Given instruction →
Leave out the images and repeat the listing below without a single change.

Dataset entries:
- - -
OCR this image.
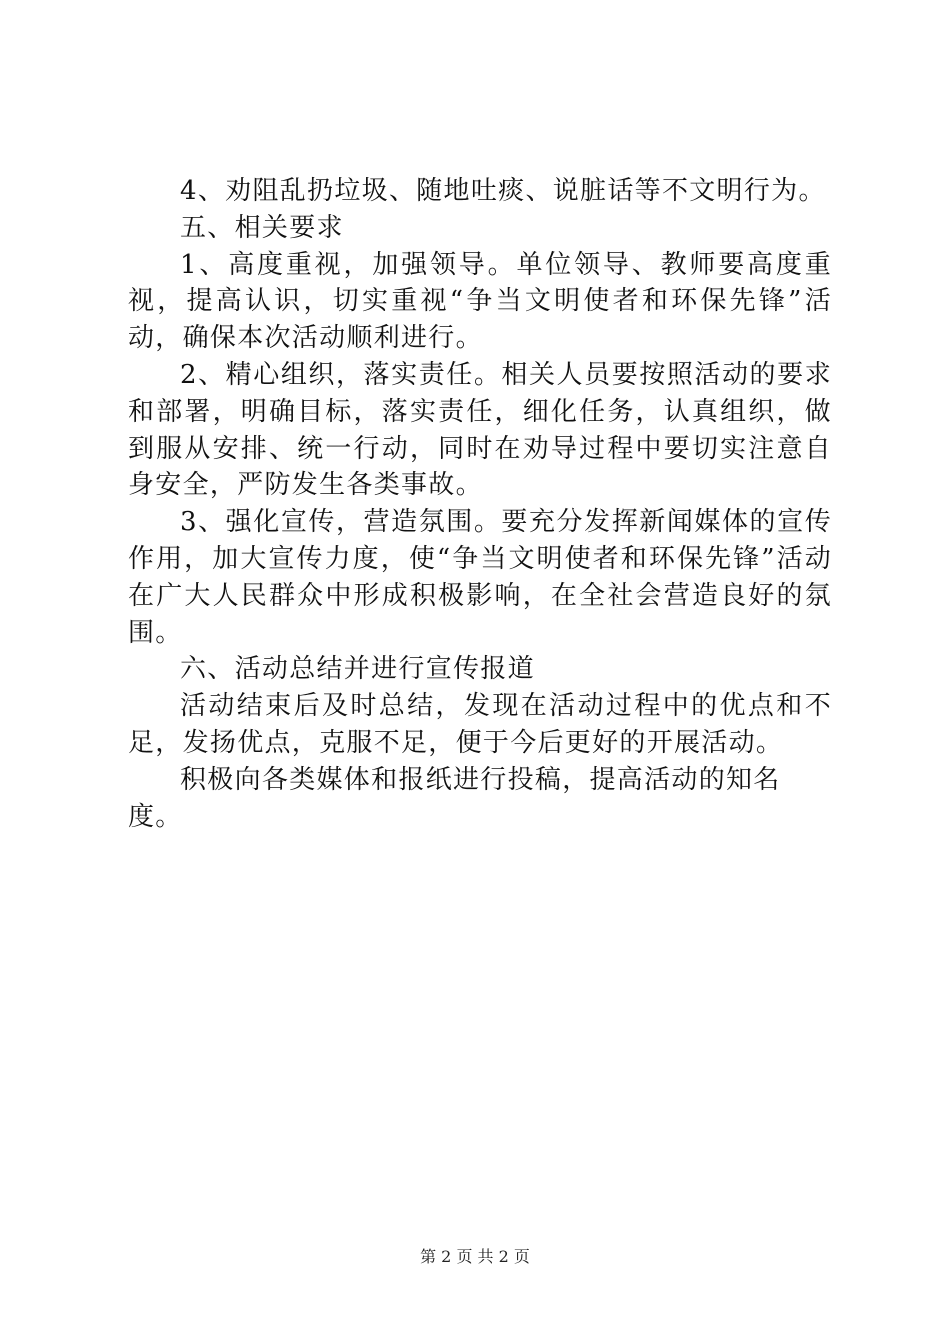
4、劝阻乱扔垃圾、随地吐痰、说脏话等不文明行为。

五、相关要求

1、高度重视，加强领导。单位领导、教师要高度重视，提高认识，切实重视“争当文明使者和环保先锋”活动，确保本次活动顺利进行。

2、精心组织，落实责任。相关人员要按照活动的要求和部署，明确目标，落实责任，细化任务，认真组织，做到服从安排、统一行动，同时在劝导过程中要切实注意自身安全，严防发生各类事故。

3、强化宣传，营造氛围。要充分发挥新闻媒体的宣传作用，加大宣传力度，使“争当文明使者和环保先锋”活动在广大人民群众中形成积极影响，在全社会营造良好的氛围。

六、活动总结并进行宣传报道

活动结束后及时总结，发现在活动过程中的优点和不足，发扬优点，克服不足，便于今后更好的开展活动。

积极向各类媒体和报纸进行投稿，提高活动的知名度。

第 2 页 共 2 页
- - -
Worked solution →
OCR this image.
4、劝阻乱扔垃圾、随地吐痰、说脏话等不文明行为。

五、相关要求

1、高度重视，加强领导。单位领导、教师要高度重视，提高认识，切实重视“争当文明使者和环保先锋”活动，确保本次活动顺利进行。

2、精心组织，落实责任。相关人员要按照活动的要求和部署，明确目标，落实责任，细化任务，认真组织，做到服从安排、统一行动，同时在劝导过程中要切实注意自身安全，严防发生各类事故。

3、强化宣传，营造氛围。要充分发挥新闻媒体的宣传作用，加大宣传力度，使“争当文明使者和环保先锋”活动在广大人民群众中形成积极影响，在全社会营造良好的氛围。

六、活动总结并进行宣传报道

活动结束后及时总结，发现在活动过程中的优点和不足，发扬优点，克服不足，便于今后更好的开展活动。

积极向各类媒体和报纸进行投稿，提高活动的知名度。

第 2 页 共 2 页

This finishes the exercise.